[Data excerpts]
■ ■ ■ ■ ■ ■ ■

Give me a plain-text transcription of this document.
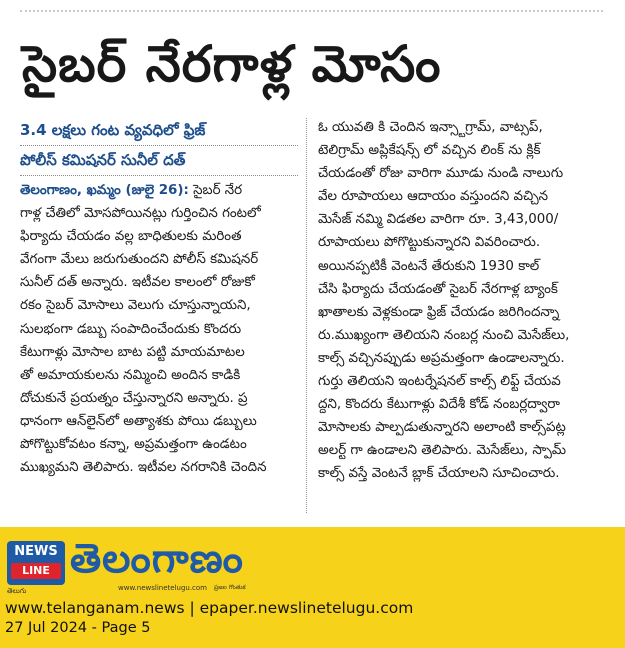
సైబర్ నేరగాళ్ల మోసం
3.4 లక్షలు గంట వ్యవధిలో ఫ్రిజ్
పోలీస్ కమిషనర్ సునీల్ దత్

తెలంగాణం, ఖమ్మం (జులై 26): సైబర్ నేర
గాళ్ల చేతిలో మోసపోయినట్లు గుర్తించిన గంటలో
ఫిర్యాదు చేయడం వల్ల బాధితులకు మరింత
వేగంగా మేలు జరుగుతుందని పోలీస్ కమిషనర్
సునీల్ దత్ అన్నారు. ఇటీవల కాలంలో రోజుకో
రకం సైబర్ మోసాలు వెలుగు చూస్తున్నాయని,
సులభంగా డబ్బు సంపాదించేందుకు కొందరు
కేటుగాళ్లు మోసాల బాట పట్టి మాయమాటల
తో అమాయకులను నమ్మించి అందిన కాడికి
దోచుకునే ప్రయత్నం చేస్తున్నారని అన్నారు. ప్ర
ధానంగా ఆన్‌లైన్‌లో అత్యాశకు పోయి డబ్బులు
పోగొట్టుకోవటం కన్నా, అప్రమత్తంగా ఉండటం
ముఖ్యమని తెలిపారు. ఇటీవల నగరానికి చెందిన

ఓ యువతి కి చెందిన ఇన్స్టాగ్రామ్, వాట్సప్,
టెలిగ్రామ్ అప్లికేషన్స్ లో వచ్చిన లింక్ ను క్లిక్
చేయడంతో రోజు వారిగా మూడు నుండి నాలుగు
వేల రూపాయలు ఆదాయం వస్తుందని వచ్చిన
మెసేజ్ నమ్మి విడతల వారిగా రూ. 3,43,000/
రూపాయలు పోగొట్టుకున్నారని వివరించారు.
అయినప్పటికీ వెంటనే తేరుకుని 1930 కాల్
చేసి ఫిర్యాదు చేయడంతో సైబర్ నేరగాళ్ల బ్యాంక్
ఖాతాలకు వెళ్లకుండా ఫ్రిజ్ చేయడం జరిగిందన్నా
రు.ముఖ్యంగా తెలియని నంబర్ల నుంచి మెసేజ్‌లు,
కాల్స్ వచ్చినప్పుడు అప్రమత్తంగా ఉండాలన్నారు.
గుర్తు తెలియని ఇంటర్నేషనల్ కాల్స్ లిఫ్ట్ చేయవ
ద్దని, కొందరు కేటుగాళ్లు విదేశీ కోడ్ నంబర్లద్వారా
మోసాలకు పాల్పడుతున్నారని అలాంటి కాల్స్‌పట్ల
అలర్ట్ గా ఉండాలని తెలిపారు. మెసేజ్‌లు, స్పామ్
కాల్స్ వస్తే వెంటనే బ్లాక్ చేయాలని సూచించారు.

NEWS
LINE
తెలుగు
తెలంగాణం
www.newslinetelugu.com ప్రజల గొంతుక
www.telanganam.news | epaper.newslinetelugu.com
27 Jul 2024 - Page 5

■ ■ ■ ■ ■ ■ ■

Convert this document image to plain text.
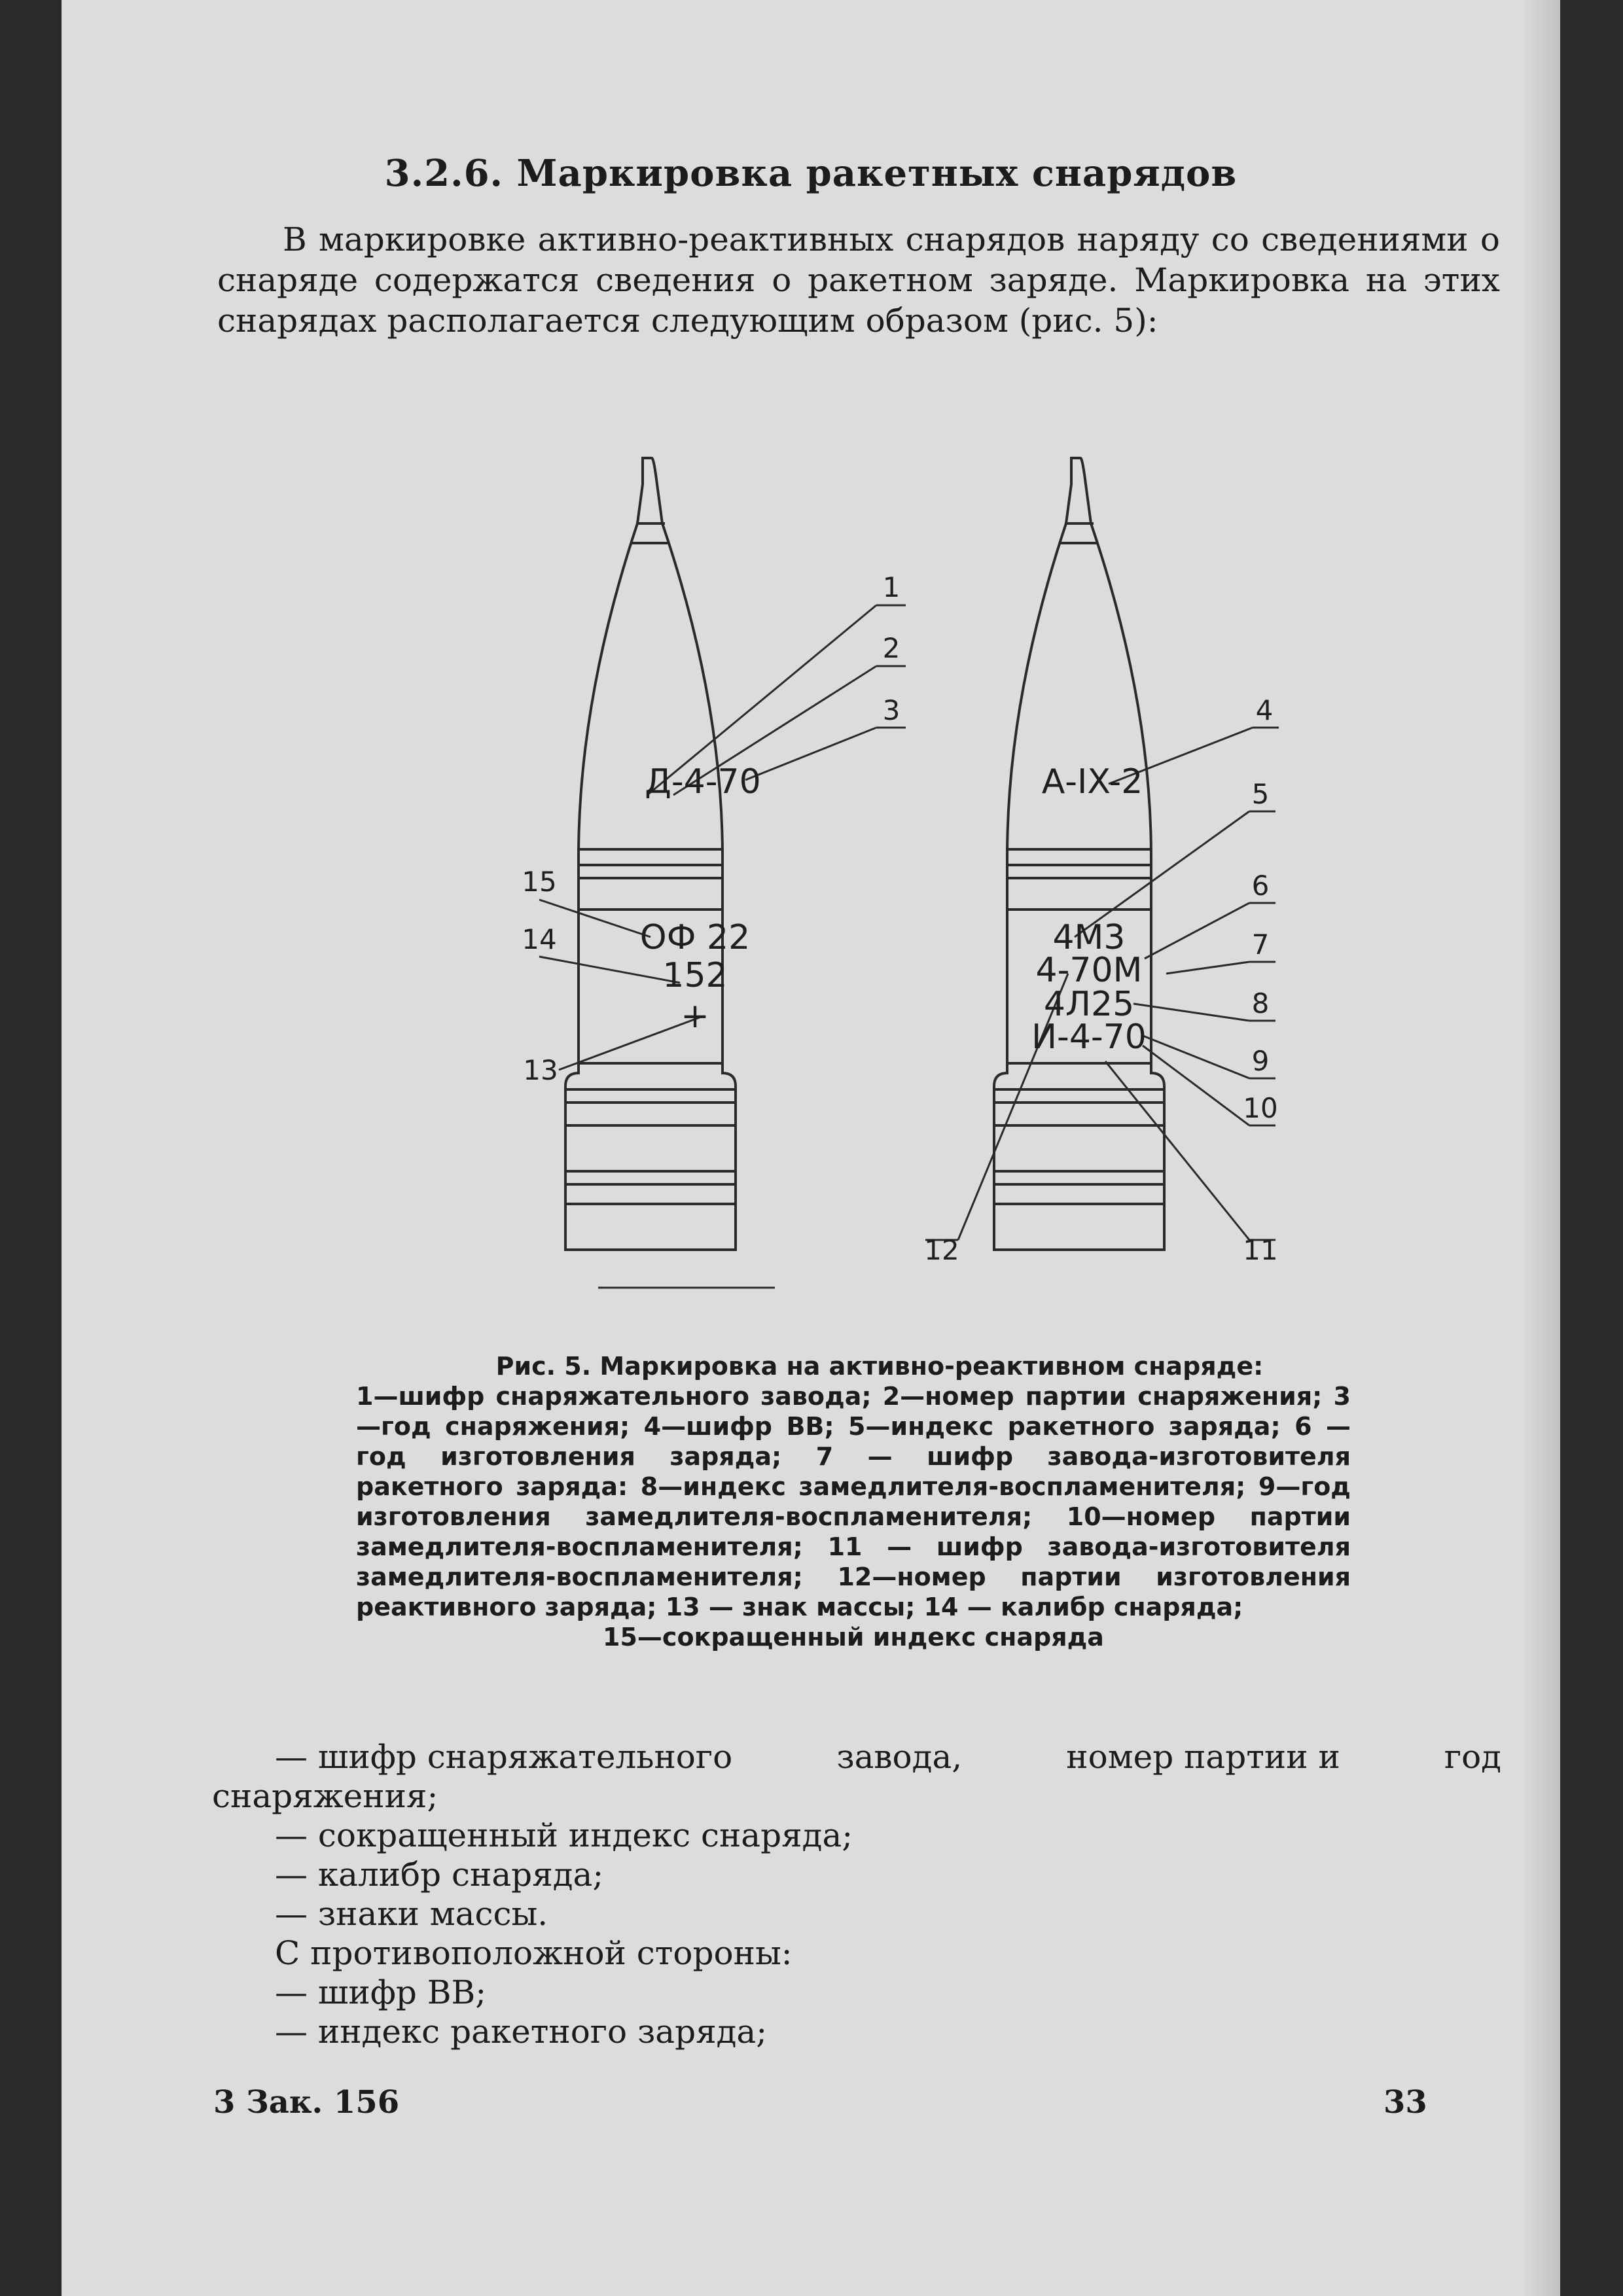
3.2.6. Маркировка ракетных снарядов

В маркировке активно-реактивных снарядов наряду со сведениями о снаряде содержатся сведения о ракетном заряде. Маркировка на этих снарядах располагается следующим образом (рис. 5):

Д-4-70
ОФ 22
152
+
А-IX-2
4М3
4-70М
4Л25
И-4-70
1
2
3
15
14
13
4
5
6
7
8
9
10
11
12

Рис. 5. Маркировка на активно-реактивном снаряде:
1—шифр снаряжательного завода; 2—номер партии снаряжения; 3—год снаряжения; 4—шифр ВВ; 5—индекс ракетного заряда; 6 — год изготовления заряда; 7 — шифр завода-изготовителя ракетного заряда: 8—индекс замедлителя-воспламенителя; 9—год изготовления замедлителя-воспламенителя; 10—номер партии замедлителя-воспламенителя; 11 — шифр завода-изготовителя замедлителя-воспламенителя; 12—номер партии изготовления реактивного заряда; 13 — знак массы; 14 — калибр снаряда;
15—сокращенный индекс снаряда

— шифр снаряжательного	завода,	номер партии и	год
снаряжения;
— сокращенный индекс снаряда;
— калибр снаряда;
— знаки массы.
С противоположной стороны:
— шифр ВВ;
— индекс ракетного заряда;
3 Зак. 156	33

■ ■ ■ ■ ■ ■ ■

◆ **What is asked**:
Extract all lines from the data in which "завода" is found.

◆ **Answer in full**:
1—шифр снаряжательного завода; 2—номер партии снаряжения; 3—год снаряжения; 4—шифр ВВ; 5—индекс ракетного заряда; 6 — год изготовления заряда; 7 — шифр завода-изготовителя ракетного заряда: 8—индекс замедлителя-воспламенителя; 9—год изготовления замедлителя-воспламенителя; 10—номер партии замедлителя-воспламенителя; 11 — шифр завода-изготовителя замедлителя-воспламенителя; 12—номер партии изготовления реактивного заряда; 13 — знак массы; 14 — калибр снаряда;
— шифр снаряжательного	завода,	номер партии и	год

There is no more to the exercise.